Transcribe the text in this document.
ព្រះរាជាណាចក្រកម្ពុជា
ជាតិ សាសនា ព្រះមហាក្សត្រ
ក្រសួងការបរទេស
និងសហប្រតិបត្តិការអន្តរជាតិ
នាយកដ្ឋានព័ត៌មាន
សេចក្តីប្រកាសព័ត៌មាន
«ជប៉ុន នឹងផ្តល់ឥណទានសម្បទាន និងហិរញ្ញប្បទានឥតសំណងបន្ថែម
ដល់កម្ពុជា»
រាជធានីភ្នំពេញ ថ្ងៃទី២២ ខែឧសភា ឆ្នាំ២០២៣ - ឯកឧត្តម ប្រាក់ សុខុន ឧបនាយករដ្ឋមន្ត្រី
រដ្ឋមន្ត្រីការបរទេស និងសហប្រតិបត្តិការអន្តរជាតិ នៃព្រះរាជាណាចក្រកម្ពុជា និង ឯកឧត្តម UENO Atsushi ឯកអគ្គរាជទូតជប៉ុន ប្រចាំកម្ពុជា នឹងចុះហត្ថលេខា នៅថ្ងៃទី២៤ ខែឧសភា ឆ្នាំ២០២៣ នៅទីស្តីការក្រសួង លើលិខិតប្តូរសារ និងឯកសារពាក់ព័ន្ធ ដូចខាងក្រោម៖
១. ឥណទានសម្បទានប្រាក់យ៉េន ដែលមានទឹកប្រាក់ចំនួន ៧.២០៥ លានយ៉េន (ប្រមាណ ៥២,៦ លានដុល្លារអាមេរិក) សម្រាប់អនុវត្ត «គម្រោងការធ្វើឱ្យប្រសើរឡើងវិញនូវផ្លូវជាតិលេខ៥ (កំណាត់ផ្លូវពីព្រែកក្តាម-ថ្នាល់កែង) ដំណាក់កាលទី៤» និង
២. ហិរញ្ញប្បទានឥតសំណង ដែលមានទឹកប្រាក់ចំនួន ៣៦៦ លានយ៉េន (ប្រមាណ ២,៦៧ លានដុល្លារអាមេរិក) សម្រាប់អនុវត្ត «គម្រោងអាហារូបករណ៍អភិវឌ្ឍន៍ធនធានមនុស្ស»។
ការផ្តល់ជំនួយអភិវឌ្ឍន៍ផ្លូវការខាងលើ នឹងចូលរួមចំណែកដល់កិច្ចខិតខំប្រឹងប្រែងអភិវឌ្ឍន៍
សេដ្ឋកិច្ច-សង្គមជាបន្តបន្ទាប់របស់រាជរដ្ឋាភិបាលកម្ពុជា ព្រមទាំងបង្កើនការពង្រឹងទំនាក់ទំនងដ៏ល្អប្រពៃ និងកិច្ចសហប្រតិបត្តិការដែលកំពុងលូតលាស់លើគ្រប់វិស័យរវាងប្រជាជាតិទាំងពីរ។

= = = = = = =

Written task =>
Each record must be repeated exactly as it is.

Answer for the task =>
Transcribe the text in this document.
ព្រះរាជាណាចក្រកម្ពុជា
ជាតិ សាសនា ព្រះមហាក្សត្រ
ក្រសួងការបរទេស
និងសហប្រតិបត្តិការអន្តរជាតិ
នាយកដ្ឋានព័ត៌មាន
សេចក្តីប្រកាសព័ត៌មាន
«ជប៉ុន នឹងផ្តល់ឥណទានសម្បទាន និងហិរញ្ញប្បទានឥតសំណងបន្ថែម
ដល់កម្ពុជា»
រាជធានីភ្នំពេញ ថ្ងៃទី២២ ខែឧសភា ឆ្នាំ២០២៣ - ឯកឧត្តម ប្រាក់ សុខុន ឧបនាយករដ្ឋមន្ត្រី
រដ្ឋមន្ត្រីការបរទេស និងសហប្រតិបត្តិការអន្តរជាតិ នៃព្រះរាជាណាចក្រកម្ពុជា និង ឯកឧត្តម UENO Atsushi ឯកអគ្គរាជទូតជប៉ុន ប្រចាំកម្ពុជា នឹងចុះហត្ថលេខា នៅថ្ងៃទី២៤ ខែឧសភា ឆ្នាំ២០២៣ នៅទីស្តីការក្រសួង លើលិខិតប្តូរសារ និងឯកសារពាក់ព័ន្ធ ដូចខាងក្រោម៖
១. ឥណទានសម្បទានប្រាក់យ៉េន ដែលមានទឹកប្រាក់ចំនួន ៧.២០៥ លានយ៉េន (ប្រមាណ ៥២,៦ លានដុល្លារអាមេរិក) សម្រាប់អនុវត្ត «គម្រោងការធ្វើឱ្យប្រសើរឡើងវិញនូវផ្លូវជាតិលេខ៥ (កំណាត់ផ្លូវពីព្រែកក្តាម-ថ្នាល់កែង) ដំណាក់កាលទី៤» និង
២. ហិរញ្ញប្បទានឥតសំណង ដែលមានទឹកប្រាក់ចំនួន ៣៦៦ លានយ៉េន (ប្រមាណ ២,៦៧ លានដុល្លារអាមេរិក) សម្រាប់អនុវត្ត «គម្រោងអាហារូបករណ៍អភិវឌ្ឍន៍ធនធានមនុស្ស»។
ការផ្តល់ជំនួយអភិវឌ្ឍន៍ផ្លូវការខាងលើ នឹងចូលរួមចំណែកដល់កិច្ចខិតខំប្រឹងប្រែងអភិវឌ្ឍន៍
សេដ្ឋកិច្ច-សង្គមជាបន្តបន្ទាប់របស់រាជរដ្ឋាភិបាលកម្ពុជា ព្រមទាំងបង្កើនការពង្រឹងទំនាក់ទំនងដ៏ល្អប្រពៃ និងកិច្ចសហប្រតិបត្តិការដែលកំពុងលូតលាស់លើគ្រប់វិស័យរវាងប្រជាជាតិទាំងពីរ។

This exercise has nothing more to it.